Copy out every record precisely.

Records from a collection of figures
(begin)
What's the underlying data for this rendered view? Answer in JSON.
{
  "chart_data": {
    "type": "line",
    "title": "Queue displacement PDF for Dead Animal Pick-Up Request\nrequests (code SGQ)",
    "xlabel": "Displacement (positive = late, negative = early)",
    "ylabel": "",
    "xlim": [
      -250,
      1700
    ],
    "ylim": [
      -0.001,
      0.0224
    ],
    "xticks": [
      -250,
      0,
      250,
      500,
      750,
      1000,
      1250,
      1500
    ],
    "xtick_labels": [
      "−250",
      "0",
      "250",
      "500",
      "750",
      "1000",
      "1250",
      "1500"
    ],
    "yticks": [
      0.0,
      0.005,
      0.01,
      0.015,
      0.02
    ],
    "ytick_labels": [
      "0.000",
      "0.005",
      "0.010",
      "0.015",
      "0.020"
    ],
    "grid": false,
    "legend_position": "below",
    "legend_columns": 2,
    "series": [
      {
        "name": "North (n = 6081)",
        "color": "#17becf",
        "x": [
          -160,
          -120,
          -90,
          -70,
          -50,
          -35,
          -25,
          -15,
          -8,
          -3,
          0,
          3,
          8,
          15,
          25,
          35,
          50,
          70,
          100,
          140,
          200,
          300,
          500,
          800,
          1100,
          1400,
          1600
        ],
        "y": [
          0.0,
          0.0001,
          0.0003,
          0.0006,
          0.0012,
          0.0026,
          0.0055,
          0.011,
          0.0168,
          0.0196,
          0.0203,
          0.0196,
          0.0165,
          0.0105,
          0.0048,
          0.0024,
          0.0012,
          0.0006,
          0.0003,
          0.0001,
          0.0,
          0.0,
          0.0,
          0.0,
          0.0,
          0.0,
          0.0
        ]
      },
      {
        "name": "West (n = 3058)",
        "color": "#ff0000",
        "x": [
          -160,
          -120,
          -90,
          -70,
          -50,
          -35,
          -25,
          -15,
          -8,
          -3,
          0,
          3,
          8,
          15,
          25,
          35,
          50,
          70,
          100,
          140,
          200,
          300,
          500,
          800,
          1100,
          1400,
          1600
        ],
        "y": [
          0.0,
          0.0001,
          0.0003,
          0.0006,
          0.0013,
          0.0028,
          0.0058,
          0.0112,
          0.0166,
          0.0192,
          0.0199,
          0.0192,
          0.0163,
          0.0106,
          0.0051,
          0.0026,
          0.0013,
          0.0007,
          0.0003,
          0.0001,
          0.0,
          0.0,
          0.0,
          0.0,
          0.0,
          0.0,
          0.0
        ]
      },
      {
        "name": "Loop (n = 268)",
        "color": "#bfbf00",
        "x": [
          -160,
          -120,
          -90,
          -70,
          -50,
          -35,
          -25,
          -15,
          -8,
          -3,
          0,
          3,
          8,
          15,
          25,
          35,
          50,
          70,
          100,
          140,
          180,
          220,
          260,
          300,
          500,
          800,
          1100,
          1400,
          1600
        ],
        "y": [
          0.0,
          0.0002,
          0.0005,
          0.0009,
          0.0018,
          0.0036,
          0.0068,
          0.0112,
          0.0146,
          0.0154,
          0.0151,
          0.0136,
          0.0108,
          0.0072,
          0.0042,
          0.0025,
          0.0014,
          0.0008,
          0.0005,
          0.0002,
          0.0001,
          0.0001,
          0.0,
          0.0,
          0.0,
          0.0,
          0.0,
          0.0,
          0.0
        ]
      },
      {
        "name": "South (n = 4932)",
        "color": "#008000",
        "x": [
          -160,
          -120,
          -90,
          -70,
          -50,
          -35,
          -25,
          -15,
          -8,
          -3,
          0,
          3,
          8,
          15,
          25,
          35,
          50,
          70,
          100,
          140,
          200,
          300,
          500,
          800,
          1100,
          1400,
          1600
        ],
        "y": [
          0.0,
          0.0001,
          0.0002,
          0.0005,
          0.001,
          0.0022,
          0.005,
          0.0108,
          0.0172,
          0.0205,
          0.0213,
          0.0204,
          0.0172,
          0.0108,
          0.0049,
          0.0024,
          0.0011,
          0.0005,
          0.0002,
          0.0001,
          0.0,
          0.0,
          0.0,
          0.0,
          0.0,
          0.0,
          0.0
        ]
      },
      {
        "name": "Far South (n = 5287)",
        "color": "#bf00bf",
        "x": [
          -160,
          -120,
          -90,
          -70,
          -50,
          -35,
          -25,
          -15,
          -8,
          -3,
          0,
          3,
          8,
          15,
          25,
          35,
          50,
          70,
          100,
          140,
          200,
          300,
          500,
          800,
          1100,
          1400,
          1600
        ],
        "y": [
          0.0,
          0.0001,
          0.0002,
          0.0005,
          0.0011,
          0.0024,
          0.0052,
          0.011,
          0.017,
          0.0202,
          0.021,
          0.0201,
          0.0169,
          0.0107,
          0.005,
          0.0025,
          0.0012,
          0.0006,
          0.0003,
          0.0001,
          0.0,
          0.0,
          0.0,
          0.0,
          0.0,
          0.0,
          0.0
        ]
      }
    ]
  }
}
(end)
Response to the task:
What's the underlying data for this rendered view? Answer in JSON.
{
  "chart_data": {
    "type": "line",
    "title": "Queue displacement PDF for Dead Animal Pick-Up Request\nrequests (code SGQ)",
    "xlabel": "Displacement (positive = late, negative = early)",
    "ylabel": "",
    "xlim": [
      -250,
      1700
    ],
    "ylim": [
      -0.001,
      0.0224
    ],
    "xticks": [
      -250,
      0,
      250,
      500,
      750,
      1000,
      1250,
      1500
    ],
    "xtick_labels": [
      "−250",
      "0",
      "250",
      "500",
      "750",
      "1000",
      "1250",
      "1500"
    ],
    "yticks": [
      0.0,
      0.005,
      0.01,
      0.015,
      0.02
    ],
    "ytick_labels": [
      "0.000",
      "0.005",
      "0.010",
      "0.015",
      "0.020"
    ],
    "grid": false,
    "legend_position": "below",
    "legend_columns": 2,
    "series": [
      {
        "name": "North (n = 6081)",
        "color": "#17becf",
        "x": [
          -160,
          -120,
          -90,
          -70,
          -50,
          -35,
          -25,
          -15,
          -8,
          -3,
          0,
          3,
          8,
          15,
          25,
          35,
          50,
          70,
          100,
          140,
          200,
          300,
          500,
          800,
          1100,
          1400,
          1600
        ],
        "y": [
          0.0,
          0.0001,
          0.0003,
          0.0006,
          0.0012,
          0.0026,
          0.0055,
          0.011,
          0.0168,
          0.0196,
          0.0203,
          0.0196,
          0.0165,
          0.0105,
          0.0048,
          0.0024,
          0.0012,
          0.0006,
          0.0003,
          0.0001,
          0.0,
          0.0,
          0.0,
          0.0,
          0.0,
          0.0,
          0.0
        ]
      },
      {
        "name": "West (n = 3058)",
        "color": "#ff0000",
        "x": [
          -160,
          -120,
          -90,
          -70,
          -50,
          -35,
          -25,
          -15,
          -8,
          -3,
          0,
          3,
          8,
          15,
          25,
          35,
          50,
          70,
          100,
          140,
          200,
          300,
          500,
          800,
          1100,
          1400,
          1600
        ],
        "y": [
          0.0,
          0.0001,
          0.0003,
          0.0006,
          0.0013,
          0.0028,
          0.0058,
          0.0112,
          0.0166,
          0.0192,
          0.0199,
          0.0192,
          0.0163,
          0.0106,
          0.0051,
          0.0026,
          0.0013,
          0.0007,
          0.0003,
          0.0001,
          0.0,
          0.0,
          0.0,
          0.0,
          0.0,
          0.0,
          0.0
        ]
      },
      {
        "name": "Loop (n = 268)",
        "color": "#bfbf00",
        "x": [
          -160,
          -120,
          -90,
          -70,
          -50,
          -35,
          -25,
          -15,
          -8,
          -3,
          0,
          3,
          8,
          15,
          25,
          35,
          50,
          70,
          100,
          140,
          180,
          220,
          260,
          300,
          500,
          800,
          1100,
          1400,
          1600
        ],
        "y": [
          0.0,
          0.0002,
          0.0005,
          0.0009,
          0.0018,
          0.0036,
          0.0068,
          0.0112,
          0.0146,
          0.0154,
          0.0151,
          0.0136,
          0.0108,
          0.0072,
          0.0042,
          0.0025,
          0.0014,
          0.0008,
          0.0005,
          0.0002,
          0.0001,
          0.0001,
          0.0,
          0.0,
          0.0,
          0.0,
          0.0,
          0.0,
          0.0
        ]
      },
      {
        "name": "South (n = 4932)",
        "color": "#008000",
        "x": [
          -160,
          -120,
          -90,
          -70,
          -50,
          -35,
          -25,
          -15,
          -8,
          -3,
          0,
          3,
          8,
          15,
          25,
          35,
          50,
          70,
          100,
          140,
          200,
          300,
          500,
          800,
          1100,
          1400,
          1600
        ],
        "y": [
          0.0,
          0.0001,
          0.0002,
          0.0005,
          0.001,
          0.0022,
          0.005,
          0.0108,
          0.0172,
          0.0205,
          0.0213,
          0.0204,
          0.0172,
          0.0108,
          0.0049,
          0.0024,
          0.0011,
          0.0005,
          0.0002,
          0.0001,
          0.0,
          0.0,
          0.0,
          0.0,
          0.0,
          0.0,
          0.0
        ]
      },
      {
        "name": "Far South (n = 5287)",
        "color": "#bf00bf",
        "x": [
          -160,
          -120,
          -90,
          -70,
          -50,
          -35,
          -25,
          -15,
          -8,
          -3,
          0,
          3,
          8,
          15,
          25,
          35,
          50,
          70,
          100,
          140,
          200,
          300,
          500,
          800,
          1100,
          1400,
          1600
        ],
        "y": [
          0.0,
          0.0001,
          0.0002,
          0.0005,
          0.0011,
          0.0024,
          0.0052,
          0.011,
          0.017,
          0.0202,
          0.021,
          0.0201,
          0.0169,
          0.0107,
          0.005,
          0.0025,
          0.0012,
          0.0006,
          0.0003,
          0.0001,
          0.0,
          0.0,
          0.0,
          0.0,
          0.0,
          0.0,
          0.0
        ]
      }
    ]
  }
}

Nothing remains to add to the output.